**The exercise**
Your task is to write out the complete listing exactly as it is shown.

**Input**
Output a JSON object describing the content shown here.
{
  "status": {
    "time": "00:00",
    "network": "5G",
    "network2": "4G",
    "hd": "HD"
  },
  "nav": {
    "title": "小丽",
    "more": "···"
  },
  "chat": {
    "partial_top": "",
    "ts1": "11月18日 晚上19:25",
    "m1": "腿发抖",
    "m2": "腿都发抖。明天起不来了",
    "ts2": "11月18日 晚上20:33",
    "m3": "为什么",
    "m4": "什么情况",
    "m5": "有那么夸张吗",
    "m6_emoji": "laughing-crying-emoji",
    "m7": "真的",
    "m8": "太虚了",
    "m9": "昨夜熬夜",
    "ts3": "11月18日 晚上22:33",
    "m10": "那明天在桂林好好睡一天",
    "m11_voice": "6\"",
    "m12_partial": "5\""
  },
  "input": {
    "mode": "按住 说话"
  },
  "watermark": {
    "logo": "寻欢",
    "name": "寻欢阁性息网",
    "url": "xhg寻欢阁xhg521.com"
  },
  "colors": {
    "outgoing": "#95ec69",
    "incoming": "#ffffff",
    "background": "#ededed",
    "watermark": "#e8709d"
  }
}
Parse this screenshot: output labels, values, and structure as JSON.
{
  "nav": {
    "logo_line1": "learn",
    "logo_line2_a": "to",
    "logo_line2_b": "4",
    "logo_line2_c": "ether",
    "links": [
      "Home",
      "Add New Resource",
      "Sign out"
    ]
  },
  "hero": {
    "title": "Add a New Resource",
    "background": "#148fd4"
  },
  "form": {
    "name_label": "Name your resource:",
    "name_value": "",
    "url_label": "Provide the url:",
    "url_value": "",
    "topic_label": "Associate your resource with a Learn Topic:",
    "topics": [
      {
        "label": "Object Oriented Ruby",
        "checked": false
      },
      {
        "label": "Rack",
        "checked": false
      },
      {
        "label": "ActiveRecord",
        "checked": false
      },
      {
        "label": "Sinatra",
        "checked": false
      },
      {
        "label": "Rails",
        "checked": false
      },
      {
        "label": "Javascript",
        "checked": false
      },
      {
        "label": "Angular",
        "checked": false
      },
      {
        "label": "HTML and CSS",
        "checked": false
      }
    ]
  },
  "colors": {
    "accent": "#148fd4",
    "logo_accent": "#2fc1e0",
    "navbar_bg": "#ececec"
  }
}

**Reply**
Output a JSON object describing the content shown here.
{
  "status": {
    "time": "00:00",
    "network": "5G",
    "network2": "4G",
    "hd": "HD"
  },
  "nav": {
    "title": "小丽",
    "more": "···"
  },
  "chat": {
    "partial_top": "",
    "ts1": "11月18日 晚上19:25",
    "m1": "腿发抖",
    "m2": "腿都发抖。明天起不来了",
    "ts2": "11月18日 晚上20:33",
    "m3": "为什么",
    "m4": "什么情况",
    "m5": "有那么夸张吗",
    "m6_emoji": "laughing-crying-emoji",
    "m7": "真的",
    "m8": "太虚了",
    "m9": "昨夜熬夜",
    "ts3": "11月18日 晚上22:33",
    "m10": "那明天在桂林好好睡一天",
    "m11_voice": "6\"",
    "m12_partial": "5\""
  },
  "input": {
    "mode": "按住 说话"
  },
  "watermark": {
    "logo": "寻欢",
    "name": "寻欢阁性息网",
    "url": "xhg寻欢阁xhg521.com"
  },
  "colors": {
    "outgoing": "#95ec69",
    "incoming": "#ffffff",
    "background": "#ededed",
    "watermark": "#e8709d"
  }
}
Parse this screenshot: output labels, values, and structure as JSON.
{
  "nav": {
    "logo_line1": "learn",
    "logo_line2_a": "to",
    "logo_line2_b": "4",
    "logo_line2_c": "ether",
    "links": [
      "Home",
      "Add New Resource",
      "Sign out"
    ]
  },
  "hero": {
    "title": "Add a New Resource",
    "background": "#148fd4"
  },
  "form": {
    "name_label": "Name your resource:",
    "name_value": "",
    "url_label": "Provide the url:",
    "url_value": "",
    "topic_label": "Associate your resource with a Learn Topic:",
    "topics": [
      {
        "label": "Object Oriented Ruby",
        "checked": false
      },
      {
        "label": "Rack",
        "checked": false
      },
      {
        "label": "ActiveRecord",
        "checked": false
      },
      {
        "label": "Sinatra",
        "checked": false
      },
      {
        "label": "Rails",
        "checked": false
      },
      {
        "label": "Javascript",
        "checked": false
      },
      {
        "label": "Angular",
        "checked": false
      },
      {
        "label": "HTML and CSS",
        "checked": false
      }
    ]
  },
  "colors": {
    "accent": "#148fd4",
    "logo_accent": "#2fc1e0",
    "navbar_bg": "#ececec"
  }
}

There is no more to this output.